- Work required -
Transcribe the records verbatim from their first line through the line containing "213, 340, 232]", including both of those lines.

---

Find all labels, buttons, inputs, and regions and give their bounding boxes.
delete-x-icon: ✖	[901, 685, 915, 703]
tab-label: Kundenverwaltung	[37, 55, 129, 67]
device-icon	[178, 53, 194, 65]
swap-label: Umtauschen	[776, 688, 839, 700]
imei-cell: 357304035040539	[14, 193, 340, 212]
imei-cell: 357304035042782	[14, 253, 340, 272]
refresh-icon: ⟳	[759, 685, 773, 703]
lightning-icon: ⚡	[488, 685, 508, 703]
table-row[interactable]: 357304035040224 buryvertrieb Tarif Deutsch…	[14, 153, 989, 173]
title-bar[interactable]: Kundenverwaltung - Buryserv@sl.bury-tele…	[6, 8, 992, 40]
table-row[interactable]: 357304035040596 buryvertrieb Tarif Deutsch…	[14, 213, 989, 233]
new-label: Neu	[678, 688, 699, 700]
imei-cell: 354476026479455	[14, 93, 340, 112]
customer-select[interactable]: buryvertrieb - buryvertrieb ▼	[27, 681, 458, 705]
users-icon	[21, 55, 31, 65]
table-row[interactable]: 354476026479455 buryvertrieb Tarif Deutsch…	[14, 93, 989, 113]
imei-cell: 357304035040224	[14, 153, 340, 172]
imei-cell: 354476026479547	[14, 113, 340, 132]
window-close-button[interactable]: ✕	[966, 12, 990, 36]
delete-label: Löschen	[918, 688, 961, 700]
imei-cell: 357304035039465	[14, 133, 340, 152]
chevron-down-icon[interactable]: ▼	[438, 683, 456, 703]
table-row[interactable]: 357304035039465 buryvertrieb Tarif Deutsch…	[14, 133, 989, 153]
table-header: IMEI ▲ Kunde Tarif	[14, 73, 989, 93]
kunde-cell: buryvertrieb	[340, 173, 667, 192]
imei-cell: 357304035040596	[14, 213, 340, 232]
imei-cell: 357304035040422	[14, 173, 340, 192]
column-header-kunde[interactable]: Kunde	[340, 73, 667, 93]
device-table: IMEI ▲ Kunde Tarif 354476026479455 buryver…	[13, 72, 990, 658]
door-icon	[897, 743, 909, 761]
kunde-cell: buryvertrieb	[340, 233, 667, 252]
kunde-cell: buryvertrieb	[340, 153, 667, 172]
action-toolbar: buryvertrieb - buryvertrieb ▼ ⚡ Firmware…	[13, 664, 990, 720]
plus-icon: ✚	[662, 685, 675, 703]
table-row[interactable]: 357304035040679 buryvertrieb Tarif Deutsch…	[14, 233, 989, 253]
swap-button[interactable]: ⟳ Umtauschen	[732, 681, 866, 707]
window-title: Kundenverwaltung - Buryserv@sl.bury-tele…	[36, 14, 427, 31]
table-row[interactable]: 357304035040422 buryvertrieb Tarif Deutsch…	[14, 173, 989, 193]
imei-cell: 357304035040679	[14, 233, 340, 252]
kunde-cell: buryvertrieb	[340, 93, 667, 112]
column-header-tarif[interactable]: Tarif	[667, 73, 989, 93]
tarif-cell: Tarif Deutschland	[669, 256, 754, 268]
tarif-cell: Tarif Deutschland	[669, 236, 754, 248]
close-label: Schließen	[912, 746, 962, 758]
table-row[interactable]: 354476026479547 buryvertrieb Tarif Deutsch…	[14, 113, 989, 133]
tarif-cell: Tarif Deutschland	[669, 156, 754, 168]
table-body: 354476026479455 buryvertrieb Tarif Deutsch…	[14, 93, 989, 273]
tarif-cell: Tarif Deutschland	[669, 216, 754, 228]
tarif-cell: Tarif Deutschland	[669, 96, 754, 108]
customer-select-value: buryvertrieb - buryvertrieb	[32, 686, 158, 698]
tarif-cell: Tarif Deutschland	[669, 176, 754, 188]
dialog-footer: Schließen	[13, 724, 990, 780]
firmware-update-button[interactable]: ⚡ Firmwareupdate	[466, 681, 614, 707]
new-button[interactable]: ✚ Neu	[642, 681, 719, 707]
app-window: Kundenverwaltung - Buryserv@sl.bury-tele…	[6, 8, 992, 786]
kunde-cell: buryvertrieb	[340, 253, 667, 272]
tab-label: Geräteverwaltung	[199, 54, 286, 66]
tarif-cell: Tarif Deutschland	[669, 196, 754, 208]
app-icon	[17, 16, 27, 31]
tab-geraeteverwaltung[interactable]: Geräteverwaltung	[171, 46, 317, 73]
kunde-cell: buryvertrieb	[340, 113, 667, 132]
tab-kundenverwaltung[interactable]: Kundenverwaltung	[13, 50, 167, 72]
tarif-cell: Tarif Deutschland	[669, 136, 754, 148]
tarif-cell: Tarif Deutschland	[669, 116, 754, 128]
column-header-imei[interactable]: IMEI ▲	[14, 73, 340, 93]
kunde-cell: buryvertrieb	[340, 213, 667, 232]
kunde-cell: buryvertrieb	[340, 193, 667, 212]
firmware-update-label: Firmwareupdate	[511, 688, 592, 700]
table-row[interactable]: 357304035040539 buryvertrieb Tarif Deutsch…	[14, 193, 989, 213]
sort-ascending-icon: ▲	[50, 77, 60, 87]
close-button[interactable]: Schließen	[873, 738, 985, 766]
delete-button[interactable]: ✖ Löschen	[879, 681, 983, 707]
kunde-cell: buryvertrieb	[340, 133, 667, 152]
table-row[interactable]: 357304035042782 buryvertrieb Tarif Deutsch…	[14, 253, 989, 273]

---

- Final result -
Find all labels, buttons, inputs, and regions and give their bounding boxes.
delete-x-icon: ✖	[901, 685, 915, 703]
tab-label: Kundenverwaltung	[37, 55, 129, 67]
device-icon	[178, 53, 194, 65]
swap-label: Umtauschen	[776, 688, 839, 700]
imei-cell: 357304035040539	[14, 193, 340, 212]
imei-cell: 357304035042782	[14, 253, 340, 272]
refresh-icon: ⟳	[759, 685, 773, 703]
lightning-icon: ⚡	[488, 685, 508, 703]
table-row[interactable]: 357304035040224 buryvertrieb Tarif Deutsch…	[14, 153, 989, 173]
title-bar[interactable]: Kundenverwaltung - Buryserv@sl.bury-tele…	[6, 8, 992, 40]
table-row[interactable]: 357304035040596 buryvertrieb Tarif Deutsch…	[14, 213, 989, 233]
new-label: Neu	[678, 688, 699, 700]
imei-cell: 354476026479455	[14, 93, 340, 112]
customer-select[interactable]: buryvertrieb - buryvertrieb ▼	[27, 681, 458, 705]
users-icon	[21, 55, 31, 65]
table-row[interactable]: 354476026479455 buryvertrieb Tarif Deutsch…	[14, 93, 989, 113]
imei-cell: 357304035040224	[14, 153, 340, 172]
imei-cell: 354476026479547	[14, 113, 340, 132]
window-close-button[interactable]: ✕	[966, 12, 990, 36]
delete-label: Löschen	[918, 688, 961, 700]
imei-cell: 357304035039465	[14, 133, 340, 152]
chevron-down-icon[interactable]: ▼	[438, 683, 456, 703]
table-row[interactable]: 357304035039465 buryvertrieb Tarif Deutsch…	[14, 133, 989, 153]
table-header: IMEI ▲ Kunde Tarif	[14, 73, 989, 93]
kunde-cell: buryvertrieb	[340, 173, 667, 192]
imei-cell: 357304035040596	[14, 213, 340, 232]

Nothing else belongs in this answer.